Across the data below, how many lines hold "テーマの設定"? Answer with that number and nothing else.

┌─ Record set

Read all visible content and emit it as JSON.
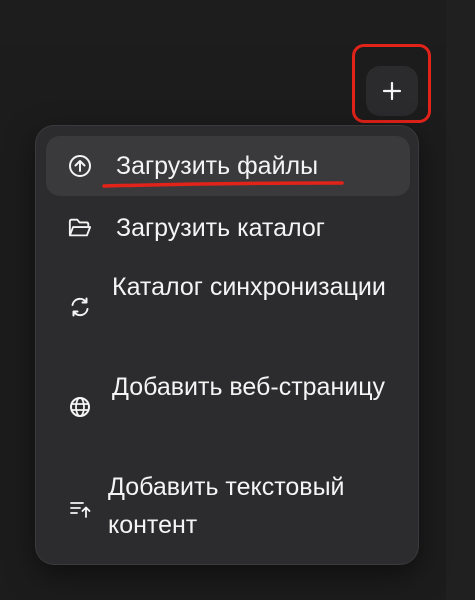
{
  "add_button": {
    "icon": "plus-icon"
  },
  "menu": {
    "items": [
      {
        "label": "Загрузить файлы",
        "icon": "upload-circle-icon",
        "highlighted": true
      },
      {
        "label": "Загрузить каталог",
        "icon": "folder-icon",
        "highlighted": false
      },
      {
        "label": "Каталог синхронизации",
        "icon": "sync-icon",
        "highlighted": false
      },
      {
        "label": "Добавить веб-страницу",
        "icon": "globe-icon",
        "highlighted": false
      },
      {
        "label": "Добавить текстовый контент",
        "icon": "add-text-icon",
        "highlighted": false
      }
    ]
  },
  "colors": {
    "annotation": "#e2231a",
    "menu_bg": "#2c2c2e",
    "highlight_bg": "#3a3a3c",
    "page_bg": "#1c1c1d"
  }
}
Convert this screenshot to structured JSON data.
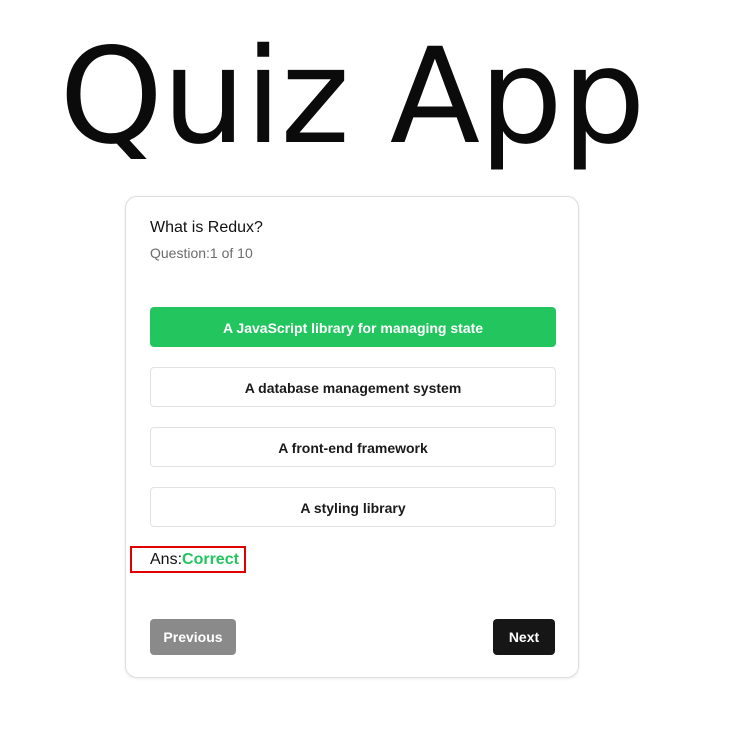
{
  "app": {
    "title": "Quiz App"
  },
  "quiz": {
    "question": "What is Redux?",
    "counter": "Question:1 of 10",
    "options": [
      {
        "label": "A JavaScript library for managing state",
        "state": "selected-correct"
      },
      {
        "label": "A database management system",
        "state": "default"
      },
      {
        "label": "A front-end framework",
        "state": "default"
      },
      {
        "label": "A styling library",
        "state": "default"
      }
    ],
    "answer": {
      "prefix": "Ans:",
      "result": "Correct"
    },
    "buttons": {
      "previous": "Previous",
      "next": "Next"
    }
  },
  "colors": {
    "correct": "#22c55e",
    "highlight_box": "#e00000",
    "next_button": "#161616",
    "previous_button": "#8a8a8a"
  }
}
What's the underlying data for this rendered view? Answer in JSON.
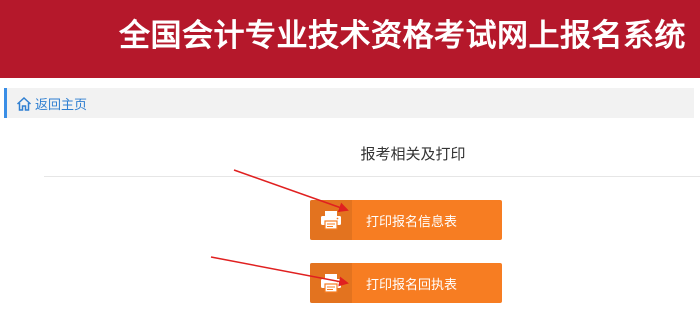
{
  "header": {
    "title": "全国会计专业技术资格考试网上报名系统",
    "bg_color": "#b5182b"
  },
  "breadcrumb": {
    "home_label": "返回主页",
    "home_icon": "home-icon"
  },
  "main": {
    "section_title": "报考相关及打印",
    "buttons": [
      {
        "label": "打印报名信息表",
        "icon": "printer-icon"
      },
      {
        "label": "打印报名回执表",
        "icon": "printer-icon"
      }
    ],
    "button_color": "#f77d22",
    "annotation_color": "#e02020"
  }
}
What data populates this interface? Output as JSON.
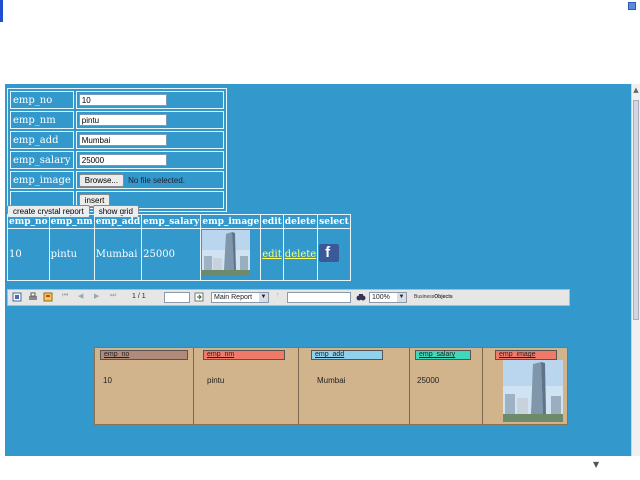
{
  "colors": {
    "page_bg": "#3399cc",
    "report_bg": "#d2b48c",
    "link": "#ffff66"
  },
  "form": {
    "fields": [
      {
        "label": "emp_no",
        "value": "10"
      },
      {
        "label": "emp_nm",
        "value": "pintu"
      },
      {
        "label": "emp_add",
        "value": "Mumbai"
      },
      {
        "label": "emp_salary",
        "value": "25000"
      }
    ],
    "image_label": "emp_image",
    "browse_label": "Browse...",
    "file_status": "No file selected.",
    "insert_label": "insert"
  },
  "actions": {
    "crystal_label": "create crystal report",
    "grid_label": "show grid"
  },
  "grid": {
    "columns": [
      "emp_no",
      "emp_nm",
      "emp_add",
      "emp_salary",
      "emp_image",
      "edit",
      "delete",
      "select"
    ],
    "row": {
      "emp_no": "10",
      "emp_nm": "pintu",
      "emp_add": "Mumbai",
      "emp_salary": "25000",
      "edit": "edit",
      "delete": "delete",
      "select_icon": "facebook-icon"
    }
  },
  "toolbar": {
    "page_indicator": "1 / 1",
    "goto_value": "",
    "view_select": "Main Report",
    "search_value": "",
    "zoom": "100%",
    "brand_line1": "Business",
    "brand_line2": "Objects"
  },
  "report": {
    "headers": [
      {
        "text": "emp_no",
        "color": "#b08a7a"
      },
      {
        "text": "emp_nm",
        "color": "#f07a6a"
      },
      {
        "text": "emp_add",
        "color": "#8fd0ec"
      },
      {
        "text": "emp_salary",
        "color": "#40d8b8"
      },
      {
        "text": "emp_image",
        "color": "#f07a6a"
      }
    ],
    "values": [
      "10",
      "pintu",
      "Mumbai",
      "25000"
    ]
  }
}
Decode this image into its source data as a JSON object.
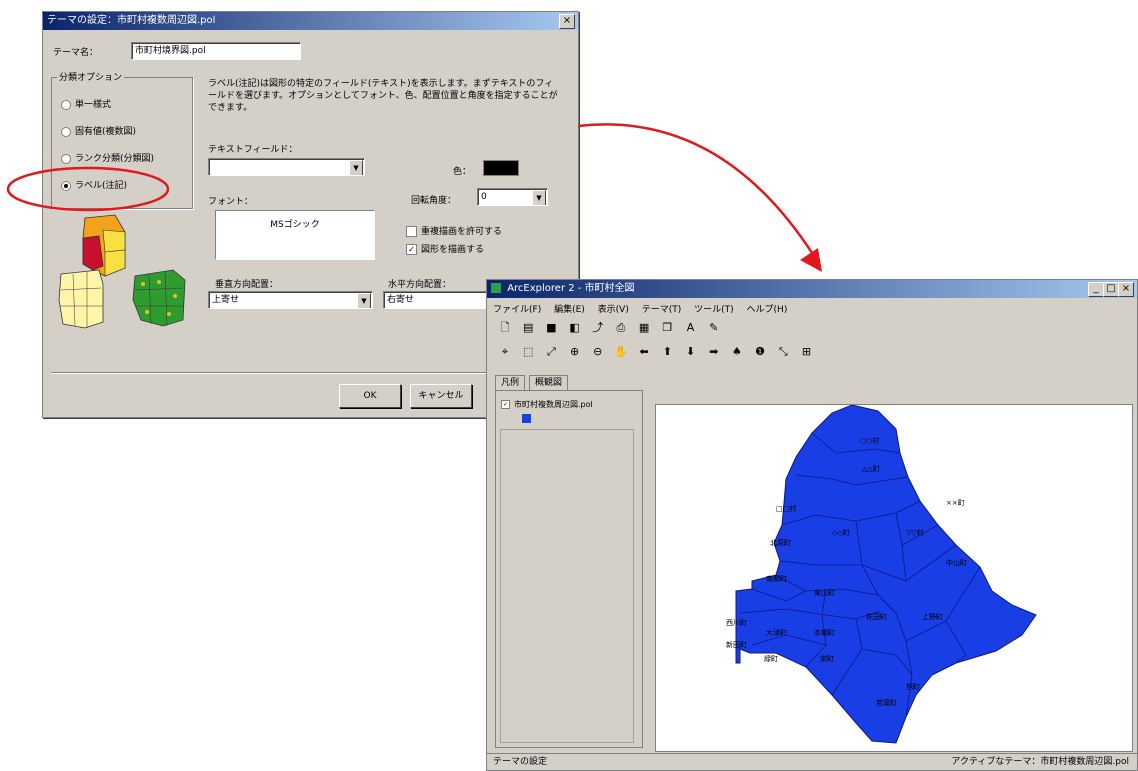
{
  "dialog": {
    "title": "テーマの設定：市町村複数周辺図.pol",
    "theme_name_label": "テーマ名：",
    "theme_name_value": "市町村境界図.pol",
    "classification_group": "分類オプション",
    "options": [
      "単一様式",
      "固有値(複数図)",
      "ランク分類(分類図)",
      "ラベル(注記)"
    ],
    "selected_option": 3,
    "description": "ラベル(注記)は図形の特定のフィールド(テキスト)を表示します。まずテキストのフィールドを選びます。オプションとしてフォント、色、配置位置と角度を指定することができます。",
    "text_field_label": "テキストフィールド：",
    "text_field_value": "",
    "color_label": "色：",
    "color_value": "#000000",
    "font_label": "フォント：",
    "font_value": "MSゴシック",
    "rotation_label": "回転角度：",
    "rotation_value": "0",
    "allow_overlap_label": "重複描画を許可する",
    "allow_overlap": false,
    "draw_shape_label": "図形を描画する",
    "draw_shape": true,
    "vertical_align_label": "垂直方向配置：",
    "vertical_align_value": "上寄せ",
    "horizontal_align_label": "水平方向配置：",
    "horizontal_align_value": "右寄せ",
    "ok_label": "OK",
    "cancel_label": "キャンセル"
  },
  "app": {
    "title": "ArcExplorer 2 - 市町村全図",
    "menu": [
      "ファイル(F)",
      "編集(E)",
      "表示(V)",
      "テーマ(T)",
      "ツール(T)",
      "ヘルプ(H)"
    ],
    "tabs": [
      "凡例",
      "概観図"
    ],
    "legend_layer": "市町村複数周辺図.pol",
    "legend_swatch_color": "#1a3ee6",
    "map_fill_color": "#1a3ee6",
    "map_labels": [
      "○○村",
      "△△町",
      "××町",
      "□□村",
      "◇◇町",
      "▽▽村",
      "北原町",
      "中山町",
      "南郷町",
      "東山町",
      "西川町",
      "大津町",
      "本郷町",
      "花田町",
      "上野町",
      "新田町",
      "緑町",
      "栄町",
      "旭町",
      "若葉町"
    ],
    "status_left": "テーマの設定",
    "status_right": "アクティブなテーマ：市町村複数周辺図.pol"
  },
  "colors": {
    "window_bg": "#d4d0c8",
    "titlebar_active": "#0a246a",
    "annotation": "#e0191f"
  }
}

└─

— Output of the task —
2